# Start of Recorded information

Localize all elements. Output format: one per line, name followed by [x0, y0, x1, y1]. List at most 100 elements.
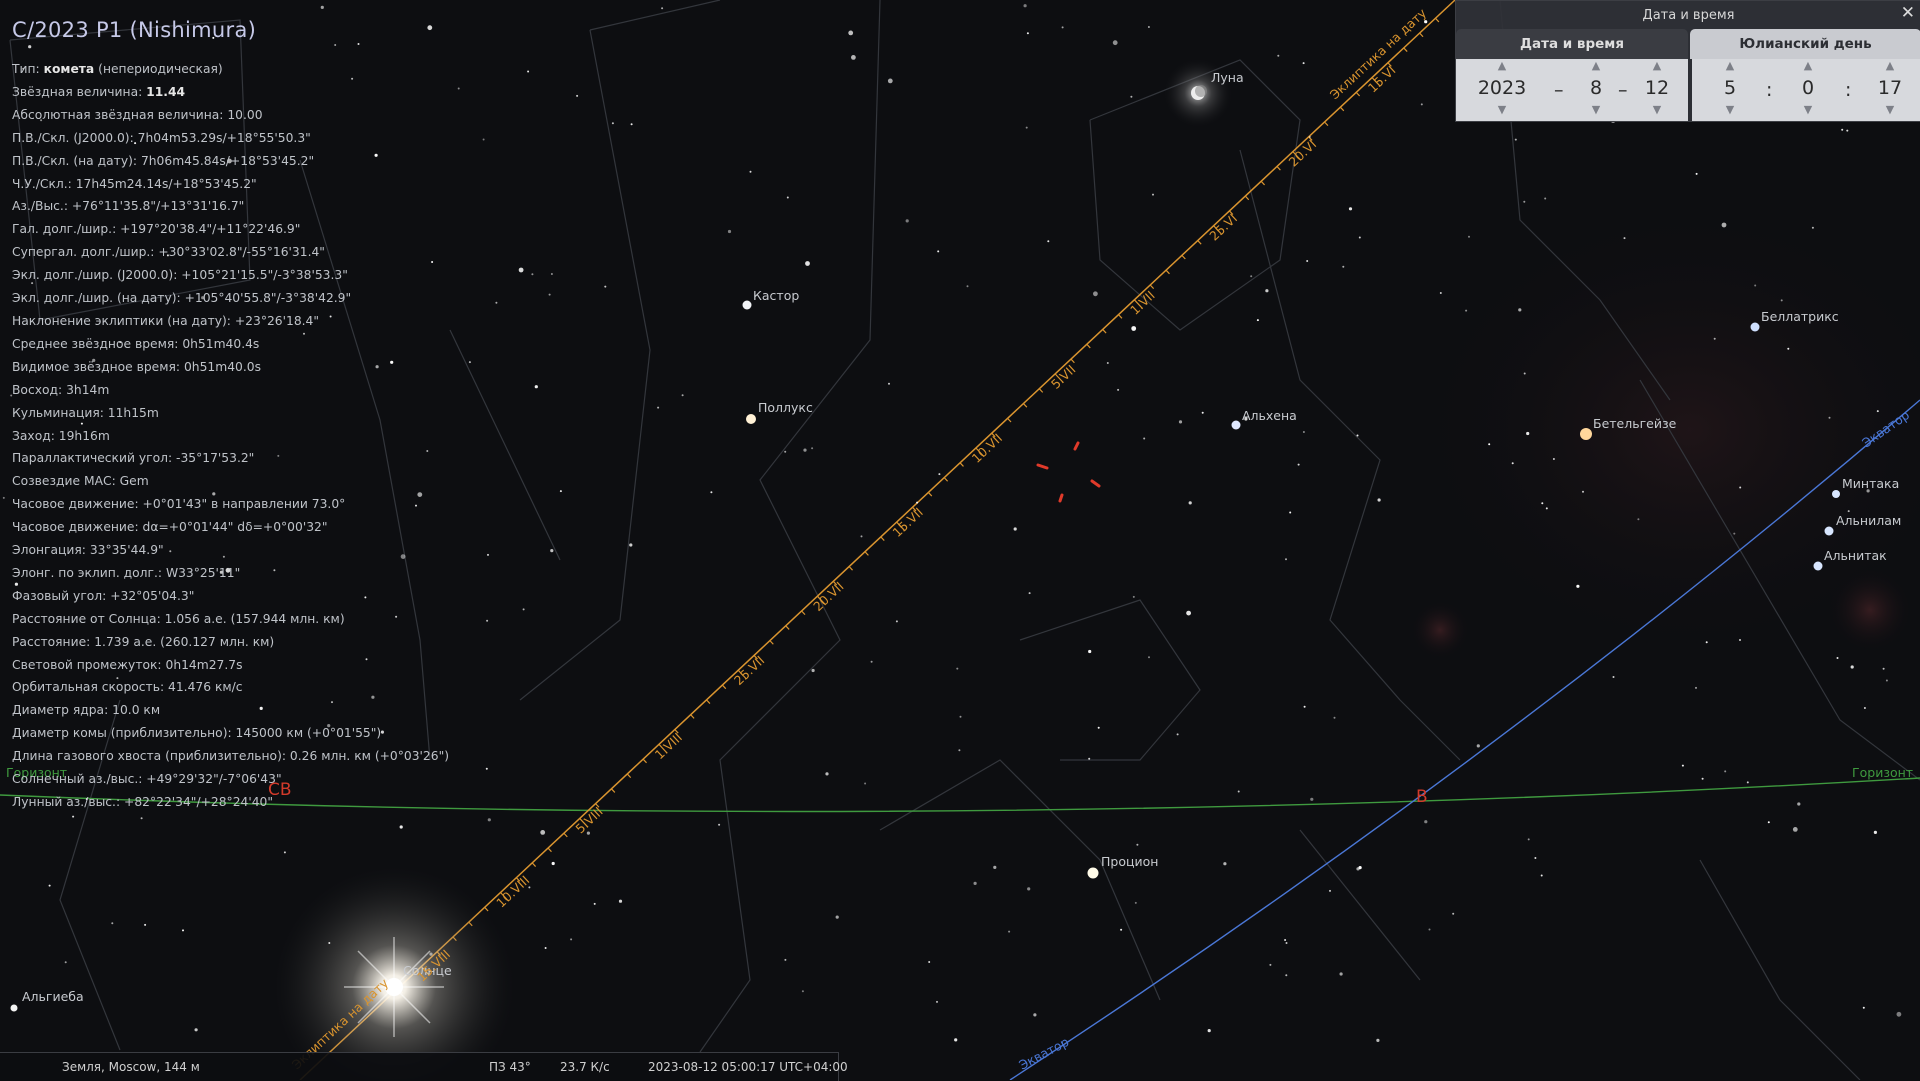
background-star	[784, 958, 787, 961]
star-betelgeuse[interactable]	[1580, 428, 1592, 440]
background-star	[1186, 610, 1191, 616]
label-bellatrix: Беллатрикс	[1761, 309, 1839, 324]
background-star	[1637, 518, 1640, 521]
background-star	[681, 394, 684, 397]
second-up-icon[interactable]: ▲	[1870, 59, 1910, 73]
status-location[interactable]: Земля, Moscow, 144 м	[62, 1053, 200, 1081]
year-up-icon[interactable]: ▲	[1476, 59, 1528, 73]
background-star	[887, 78, 893, 84]
star-pollux[interactable]	[746, 414, 756, 424]
background-star	[1061, 26, 1064, 29]
background-star	[938, 473, 941, 476]
time-separator: :	[1845, 79, 1852, 101]
background-star	[1143, 437, 1146, 440]
background-star	[1612, 676, 1615, 678]
star-alnitak[interactable]	[1813, 561, 1823, 571]
second-value[interactable]: 17	[1870, 73, 1910, 103]
datetime-dialog[interactable]: Дата и время ✕ Дата и время Юлианский де…	[1455, 0, 1920, 122]
background-star	[1310, 797, 1314, 801]
star-algieba[interactable]	[10, 1004, 18, 1012]
background-star	[111, 922, 114, 925]
hour-down-icon[interactable]: ▼	[1712, 103, 1748, 117]
info-line: Абсолютная звёздная величина: 10.00	[12, 107, 263, 122]
info-line: П.В./Скл. (J2000.0): 7h04m53.29s/+18°55'…	[12, 130, 311, 145]
info-line: Среднее звёздное время: 0h51m40.4s	[12, 336, 260, 351]
background-star	[1256, 319, 1259, 322]
month-up-icon[interactable]: ▲	[1578, 59, 1614, 73]
background-star	[1047, 240, 1050, 243]
star-mintaka[interactable]	[1832, 490, 1840, 498]
day-value[interactable]: 12	[1638, 73, 1676, 103]
star-bellatrix[interactable]	[1750, 322, 1760, 332]
label-betelgeuse: Бетельгейзе	[1593, 416, 1677, 431]
background-star	[936, 1000, 938, 1003]
background-star	[1428, 928, 1431, 931]
background-star	[527, 70, 530, 73]
background-star	[1339, 972, 1343, 976]
background-star	[1342, 265, 1345, 268]
month-down-icon[interactable]: ▼	[1578, 103, 1614, 117]
info-line: Световой промежуток: 0h14m27.7s	[12, 657, 243, 672]
date-panel: ▲ 2023 ▼ – ▲ 8 ▼ – ▲ 12 ▼	[1456, 59, 1688, 121]
background-star	[1269, 963, 1272, 966]
background-star	[1452, 912, 1455, 915]
background-star	[1841, 128, 1844, 131]
object-title: C/2023 P1 (Nishimura)	[12, 18, 257, 42]
minute-up-icon[interactable]: ▲	[1790, 59, 1826, 73]
star-castor[interactable]	[742, 300, 752, 310]
background-star	[1724, 770, 1727, 773]
background-star	[1885, 679, 1888, 682]
info-line: Длина газового хвоста (приблизительно): …	[12, 749, 450, 764]
info-line: Видимое звёздное время: 0h51m40.0s	[12, 359, 261, 374]
day-down-icon[interactable]: ▼	[1638, 103, 1676, 117]
year-spinner[interactable]: ▲ 2023 ▼	[1476, 59, 1528, 121]
date-separator: –	[1618, 79, 1628, 101]
background-star	[1523, 372, 1526, 375]
background-star	[48, 884, 51, 887]
close-icon[interactable]: ✕	[1901, 3, 1915, 23]
background-star	[1117, 388, 1120, 391]
background-star	[1088, 649, 1092, 654]
background-star	[1285, 942, 1288, 944]
background-star	[928, 961, 931, 963]
background-star	[1333, 716, 1336, 719]
status-datetime[interactable]: 2023-08-12 05:00:17 UTC+04:00	[648, 1053, 848, 1081]
tab-date-time[interactable]: Дата и время	[1456, 29, 1688, 59]
background-star	[784, 450, 787, 453]
tab-julian-day[interactable]: Юлианский день	[1690, 29, 1920, 59]
day-up-icon[interactable]: ▲	[1638, 59, 1676, 73]
date-separator: –	[1554, 79, 1564, 101]
month-value[interactable]: 8	[1578, 73, 1614, 103]
star-procyon[interactable]	[1087, 867, 1099, 879]
background-star	[1811, 226, 1814, 229]
minute-spinner[interactable]: ▲ 0 ▼	[1790, 59, 1826, 121]
month-spinner[interactable]: ▲ 8 ▼	[1578, 59, 1614, 121]
info-line: Гал. долг./шир.: +197°20'38.4"/+11°22'46…	[12, 222, 301, 237]
background-star	[1862, 1006, 1865, 1009]
star-alhena[interactable]	[1231, 420, 1241, 430]
background-star	[182, 929, 184, 932]
label-mintaka: Минтака	[1842, 476, 1899, 491]
background-star	[959, 715, 962, 718]
minute-value[interactable]: 0	[1790, 73, 1826, 103]
background-star	[2, 496, 5, 499]
info-line: Кульминация: 11h15m	[12, 405, 159, 420]
background-star	[1846, 129, 1849, 132]
minute-down-icon[interactable]: ▼	[1790, 103, 1826, 117]
background-star	[1265, 289, 1269, 293]
hour-spinner[interactable]: ▲ 5 ▼	[1712, 59, 1748, 121]
object-info-panel: C/2023 P1 (Nishimura) Тип: комета (непер…	[12, 18, 492, 814]
hour-up-icon[interactable]: ▲	[1712, 59, 1748, 73]
day-spinner[interactable]: ▲ 12 ▼	[1638, 59, 1676, 121]
background-star	[916, 501, 919, 504]
second-down-icon[interactable]: ▼	[1870, 103, 1910, 117]
hour-value[interactable]: 5	[1712, 73, 1748, 103]
background-star	[1896, 1011, 1902, 1017]
second-spinner[interactable]: ▲ 17 ▼	[1870, 59, 1910, 121]
background-star	[1787, 347, 1790, 350]
year-value[interactable]: 2023	[1476, 73, 1528, 103]
info-line: Солнечный аз./выс.: +49°29'32"/-7°06'43"	[12, 772, 282, 787]
background-star	[1023, 4, 1027, 8]
year-down-icon[interactable]: ▼	[1476, 103, 1528, 117]
star-alnilam[interactable]	[1824, 526, 1834, 536]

# End of Recorded information

* [Task details]: Please rename every "background-star" in the material to "faint-star", keeping everything else the same. Leave the pictures out of your answer.

* [The solution]:
Localize all elements. Output format: one per line, name followed by [x0, y0, x1, y1]. List at most 100 elements.
faint-star	[784, 958, 787, 961]
star-betelgeuse[interactable]	[1580, 428, 1592, 440]
faint-star	[1186, 610, 1191, 616]
label-bellatrix: Беллатрикс	[1761, 309, 1839, 324]
faint-star	[1637, 518, 1640, 521]
faint-star	[681, 394, 684, 397]
second-up-icon[interactable]: ▲	[1870, 59, 1910, 73]
status-location[interactable]: Земля, Moscow, 144 м	[62, 1053, 200, 1081]
year-up-icon[interactable]: ▲	[1476, 59, 1528, 73]
faint-star	[887, 78, 893, 84]
star-pollux[interactable]	[746, 414, 756, 424]
faint-star	[1061, 26, 1064, 29]
faint-star	[938, 473, 941, 476]
time-separator: :	[1845, 79, 1852, 101]
faint-star	[1143, 437, 1146, 440]
faint-star	[1612, 676, 1615, 678]
star-alnitak[interactable]	[1813, 561, 1823, 571]
second-value[interactable]: 17	[1870, 73, 1910, 103]
datetime-dialog[interactable]: Дата и время ✕ Дата и время Юлианский де…	[1455, 0, 1920, 122]
faint-star	[1310, 797, 1314, 801]
star-algieba[interactable]	[10, 1004, 18, 1012]
faint-star	[111, 922, 114, 925]
hour-down-icon[interactable]: ▼	[1712, 103, 1748, 117]
info-line: Абсолютная звёздная величина: 10.00	[12, 107, 263, 122]
info-line: П.В./Скл. (J2000.0): 7h04m53.29s/+18°55'…	[12, 130, 311, 145]
info-line: Среднее звёздное время: 0h51m40.4s	[12, 336, 260, 351]
faint-star	[1256, 319, 1259, 322]
month-up-icon[interactable]: ▲	[1578, 59, 1614, 73]
faint-star	[1047, 240, 1050, 243]
star-mintaka[interactable]	[1832, 490, 1840, 498]
day-value[interactable]: 12	[1638, 73, 1676, 103]
star-bellatrix[interactable]	[1750, 322, 1760, 332]
label-betelgeuse: Бетельгейзе	[1593, 416, 1677, 431]
faint-star	[936, 1000, 938, 1003]
faint-star	[1428, 928, 1431, 931]
faint-star	[527, 70, 530, 73]
faint-star	[1339, 972, 1343, 976]
faint-star	[1342, 265, 1345, 268]
month-down-icon[interactable]: ▼	[1578, 103, 1614, 117]
info-line: Световой промежуток: 0h14m27.7s	[12, 657, 243, 672]
date-panel: ▲ 2023 ▼ – ▲ 8 ▼ – ▲ 12 ▼	[1456, 59, 1688, 121]
faint-star	[1269, 963, 1272, 966]
faint-star	[1452, 912, 1455, 915]
faint-star	[1841, 128, 1844, 131]
object-title: C/2023 P1 (Nishimura)	[12, 18, 257, 42]
minute-up-icon[interactable]: ▲	[1790, 59, 1826, 73]
star-castor[interactable]	[742, 300, 752, 310]
faint-star	[1724, 770, 1727, 773]
faint-star	[1885, 679, 1888, 682]
info-line: Длина газового хвоста (приблизительно): …	[12, 749, 450, 764]
info-line: Видимое звёздное время: 0h51m40.0s	[12, 359, 261, 374]
day-down-icon[interactable]: ▼	[1638, 103, 1676, 117]
year-spinner[interactable]: ▲ 2023 ▼	[1476, 59, 1528, 121]
date-separator: –	[1618, 79, 1628, 101]
faint-star	[1523, 372, 1526, 375]
faint-star	[48, 884, 51, 887]
close-icon[interactable]: ✕	[1901, 3, 1915, 23]
faint-star	[1117, 388, 1120, 391]
faint-star	[1088, 649, 1092, 654]
faint-star	[1285, 942, 1288, 944]
faint-star	[928, 961, 931, 963]
faint-star	[1333, 716, 1336, 719]
status-datetime[interactable]: 2023-08-12 05:00:17 UTC+04:00	[648, 1053, 848, 1081]
tab-date-time[interactable]: Дата и время	[1456, 29, 1688, 59]
faint-star	[784, 450, 787, 453]
tab-julian-day[interactable]: Юлианский день	[1690, 29, 1920, 59]
day-up-icon[interactable]: ▲	[1638, 59, 1676, 73]
date-separator: –	[1554, 79, 1564, 101]
month-value[interactable]: 8	[1578, 73, 1614, 103]
star-procyon[interactable]	[1087, 867, 1099, 879]
faint-star	[1811, 226, 1814, 229]
minute-spinner[interactable]: ▲ 0 ▼	[1790, 59, 1826, 121]
month-spinner[interactable]: ▲ 8 ▼	[1578, 59, 1614, 121]
info-line: Гал. долг./шир.: +197°20'38.4"/+11°22'46…	[12, 222, 301, 237]
faint-star	[1862, 1006, 1865, 1009]
star-alhena[interactable]	[1231, 420, 1241, 430]
faint-star	[182, 929, 184, 932]
label-mintaka: Минтака	[1842, 476, 1899, 491]
faint-star	[959, 715, 962, 718]
minute-value[interactable]: 0	[1790, 73, 1826, 103]
faint-star	[2, 496, 5, 499]
info-line: Кульминация: 11h15m	[12, 405, 159, 420]
faint-star	[1846, 129, 1849, 132]
minute-down-icon[interactable]: ▼	[1790, 103, 1826, 117]
faint-star	[1265, 289, 1269, 293]
hour-spinner[interactable]: ▲ 5 ▼	[1712, 59, 1748, 121]
object-info-panel: C/2023 P1 (Nishimura) Тип: комета (непер…	[12, 18, 492, 814]
hour-up-icon[interactable]: ▲	[1712, 59, 1748, 73]
day-spinner[interactable]: ▲ 12 ▼	[1638, 59, 1676, 121]
faint-star	[916, 501, 919, 504]
second-down-icon[interactable]: ▼	[1870, 103, 1910, 117]
hour-value[interactable]: 5	[1712, 73, 1748, 103]
faint-star	[1896, 1011, 1902, 1017]
second-spinner[interactable]: ▲ 17 ▼	[1870, 59, 1910, 121]
faint-star	[1787, 347, 1790, 350]
year-value[interactable]: 2023	[1476, 73, 1528, 103]
info-line: Солнечный аз./выс.: +49°29'32"/-7°06'43"	[12, 772, 282, 787]
faint-star	[1023, 4, 1027, 8]
year-down-icon[interactable]: ▼	[1476, 103, 1528, 117]
star-alnilam[interactable]	[1824, 526, 1834, 536]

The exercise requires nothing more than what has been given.